What you should do
Only a number is wanted: the count of lines in this listing that contain "służbową".

Records supplied
::::

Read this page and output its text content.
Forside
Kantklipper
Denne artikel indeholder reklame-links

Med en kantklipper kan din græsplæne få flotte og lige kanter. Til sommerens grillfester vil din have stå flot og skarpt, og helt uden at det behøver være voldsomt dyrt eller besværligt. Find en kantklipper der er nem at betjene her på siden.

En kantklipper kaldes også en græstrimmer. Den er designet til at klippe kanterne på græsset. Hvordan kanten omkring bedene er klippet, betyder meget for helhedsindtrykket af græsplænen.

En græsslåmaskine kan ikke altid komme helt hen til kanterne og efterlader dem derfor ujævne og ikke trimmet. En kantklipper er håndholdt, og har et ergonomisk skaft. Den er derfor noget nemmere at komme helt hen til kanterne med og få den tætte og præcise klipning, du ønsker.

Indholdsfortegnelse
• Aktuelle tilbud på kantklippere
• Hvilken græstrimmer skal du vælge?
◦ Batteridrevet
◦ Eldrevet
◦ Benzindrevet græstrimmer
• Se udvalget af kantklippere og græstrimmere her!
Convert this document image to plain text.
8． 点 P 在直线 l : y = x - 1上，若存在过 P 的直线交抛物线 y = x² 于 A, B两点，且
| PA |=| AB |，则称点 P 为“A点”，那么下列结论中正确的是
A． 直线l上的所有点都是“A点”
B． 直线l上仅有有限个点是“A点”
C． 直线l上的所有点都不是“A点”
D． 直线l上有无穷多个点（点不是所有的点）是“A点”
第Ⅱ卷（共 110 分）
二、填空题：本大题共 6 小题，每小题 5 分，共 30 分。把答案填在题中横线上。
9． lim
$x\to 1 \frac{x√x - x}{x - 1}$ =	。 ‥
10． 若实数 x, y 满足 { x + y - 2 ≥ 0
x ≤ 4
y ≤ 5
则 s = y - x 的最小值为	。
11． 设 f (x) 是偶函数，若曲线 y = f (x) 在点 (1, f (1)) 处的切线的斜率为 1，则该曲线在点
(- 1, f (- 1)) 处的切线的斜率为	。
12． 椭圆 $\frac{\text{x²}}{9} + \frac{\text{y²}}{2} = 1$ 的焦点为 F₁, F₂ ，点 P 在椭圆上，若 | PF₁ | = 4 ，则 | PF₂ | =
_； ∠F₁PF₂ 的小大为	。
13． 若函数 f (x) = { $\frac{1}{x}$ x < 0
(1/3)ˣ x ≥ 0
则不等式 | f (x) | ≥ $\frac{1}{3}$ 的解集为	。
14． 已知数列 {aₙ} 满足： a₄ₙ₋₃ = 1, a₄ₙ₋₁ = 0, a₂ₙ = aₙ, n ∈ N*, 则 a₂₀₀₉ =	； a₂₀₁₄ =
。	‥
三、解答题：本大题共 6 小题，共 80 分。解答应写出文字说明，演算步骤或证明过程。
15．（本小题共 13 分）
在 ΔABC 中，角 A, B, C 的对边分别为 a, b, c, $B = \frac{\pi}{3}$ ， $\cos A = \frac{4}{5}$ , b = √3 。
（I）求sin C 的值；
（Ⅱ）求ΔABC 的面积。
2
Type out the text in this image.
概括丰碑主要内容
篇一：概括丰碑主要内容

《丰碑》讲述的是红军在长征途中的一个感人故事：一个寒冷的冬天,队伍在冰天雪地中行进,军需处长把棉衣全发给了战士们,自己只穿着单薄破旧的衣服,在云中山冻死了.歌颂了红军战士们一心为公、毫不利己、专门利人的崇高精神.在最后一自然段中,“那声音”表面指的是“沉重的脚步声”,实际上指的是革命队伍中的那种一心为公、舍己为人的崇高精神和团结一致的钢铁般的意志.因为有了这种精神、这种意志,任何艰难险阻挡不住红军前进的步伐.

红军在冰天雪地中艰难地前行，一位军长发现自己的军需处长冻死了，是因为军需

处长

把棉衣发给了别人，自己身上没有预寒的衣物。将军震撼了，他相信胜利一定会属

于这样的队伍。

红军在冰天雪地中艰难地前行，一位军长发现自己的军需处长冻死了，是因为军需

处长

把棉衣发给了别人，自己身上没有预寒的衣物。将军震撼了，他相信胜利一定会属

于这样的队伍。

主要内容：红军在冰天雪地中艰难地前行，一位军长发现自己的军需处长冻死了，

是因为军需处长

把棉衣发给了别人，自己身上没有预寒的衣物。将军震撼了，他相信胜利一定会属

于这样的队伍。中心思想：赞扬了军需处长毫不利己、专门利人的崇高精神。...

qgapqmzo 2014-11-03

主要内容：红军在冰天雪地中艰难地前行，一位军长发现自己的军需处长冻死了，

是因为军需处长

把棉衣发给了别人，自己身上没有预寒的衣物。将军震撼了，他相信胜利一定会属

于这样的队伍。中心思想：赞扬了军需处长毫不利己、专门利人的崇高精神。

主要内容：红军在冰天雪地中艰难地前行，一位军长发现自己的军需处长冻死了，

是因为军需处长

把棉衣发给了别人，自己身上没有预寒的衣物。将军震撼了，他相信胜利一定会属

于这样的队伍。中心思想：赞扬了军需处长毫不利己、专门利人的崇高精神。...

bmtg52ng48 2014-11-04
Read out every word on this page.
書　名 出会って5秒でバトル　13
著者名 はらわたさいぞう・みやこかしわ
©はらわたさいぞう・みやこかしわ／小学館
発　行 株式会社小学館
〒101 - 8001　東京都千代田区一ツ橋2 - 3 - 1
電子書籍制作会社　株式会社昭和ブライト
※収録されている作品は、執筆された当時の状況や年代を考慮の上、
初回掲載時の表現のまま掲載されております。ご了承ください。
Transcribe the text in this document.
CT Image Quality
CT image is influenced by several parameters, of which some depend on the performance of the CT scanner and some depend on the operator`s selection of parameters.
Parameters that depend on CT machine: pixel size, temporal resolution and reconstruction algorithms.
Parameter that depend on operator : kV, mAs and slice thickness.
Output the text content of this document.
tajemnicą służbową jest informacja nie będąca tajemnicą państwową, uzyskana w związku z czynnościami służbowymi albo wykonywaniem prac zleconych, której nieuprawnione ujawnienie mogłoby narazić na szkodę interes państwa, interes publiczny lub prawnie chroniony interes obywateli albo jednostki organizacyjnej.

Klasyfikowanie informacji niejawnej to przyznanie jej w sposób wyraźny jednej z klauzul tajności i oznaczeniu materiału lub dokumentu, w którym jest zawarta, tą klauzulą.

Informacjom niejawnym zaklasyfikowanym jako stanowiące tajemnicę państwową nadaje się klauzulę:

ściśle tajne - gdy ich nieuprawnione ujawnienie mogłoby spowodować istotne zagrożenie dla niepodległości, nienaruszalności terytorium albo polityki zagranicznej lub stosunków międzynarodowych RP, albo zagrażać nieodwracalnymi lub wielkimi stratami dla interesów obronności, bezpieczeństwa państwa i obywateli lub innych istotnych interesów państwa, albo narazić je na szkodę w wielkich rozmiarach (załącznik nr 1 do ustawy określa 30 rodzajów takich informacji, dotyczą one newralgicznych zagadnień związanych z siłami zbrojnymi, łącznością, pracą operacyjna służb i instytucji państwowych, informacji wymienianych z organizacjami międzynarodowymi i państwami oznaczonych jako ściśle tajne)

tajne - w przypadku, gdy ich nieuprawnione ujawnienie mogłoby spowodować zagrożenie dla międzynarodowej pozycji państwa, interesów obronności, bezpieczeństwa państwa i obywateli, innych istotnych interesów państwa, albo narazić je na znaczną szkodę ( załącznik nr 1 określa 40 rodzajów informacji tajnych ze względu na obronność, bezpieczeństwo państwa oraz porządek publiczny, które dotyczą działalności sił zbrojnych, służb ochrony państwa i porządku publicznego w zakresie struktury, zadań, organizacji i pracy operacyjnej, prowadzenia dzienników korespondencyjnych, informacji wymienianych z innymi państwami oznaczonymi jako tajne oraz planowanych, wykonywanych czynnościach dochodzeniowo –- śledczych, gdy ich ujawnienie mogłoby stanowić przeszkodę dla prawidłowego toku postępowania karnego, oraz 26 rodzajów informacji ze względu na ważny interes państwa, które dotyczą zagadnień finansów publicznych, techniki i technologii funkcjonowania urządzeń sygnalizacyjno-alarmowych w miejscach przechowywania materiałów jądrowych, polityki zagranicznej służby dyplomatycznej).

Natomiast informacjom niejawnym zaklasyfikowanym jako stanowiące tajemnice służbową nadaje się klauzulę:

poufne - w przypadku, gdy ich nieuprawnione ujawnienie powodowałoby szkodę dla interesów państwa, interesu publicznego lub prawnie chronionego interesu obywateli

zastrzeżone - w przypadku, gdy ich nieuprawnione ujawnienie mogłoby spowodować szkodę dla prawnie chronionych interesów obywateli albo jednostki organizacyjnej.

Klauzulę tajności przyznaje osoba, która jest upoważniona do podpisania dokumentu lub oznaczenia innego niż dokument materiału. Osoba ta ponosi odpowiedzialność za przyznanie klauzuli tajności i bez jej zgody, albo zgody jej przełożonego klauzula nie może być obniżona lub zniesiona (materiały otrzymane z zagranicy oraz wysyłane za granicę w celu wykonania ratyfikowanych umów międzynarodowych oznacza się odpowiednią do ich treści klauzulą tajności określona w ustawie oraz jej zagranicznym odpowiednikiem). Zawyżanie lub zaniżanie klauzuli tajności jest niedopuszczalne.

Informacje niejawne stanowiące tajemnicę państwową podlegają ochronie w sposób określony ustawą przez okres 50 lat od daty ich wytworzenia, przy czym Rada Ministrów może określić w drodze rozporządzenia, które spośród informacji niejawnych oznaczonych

::::

Exercise answer
2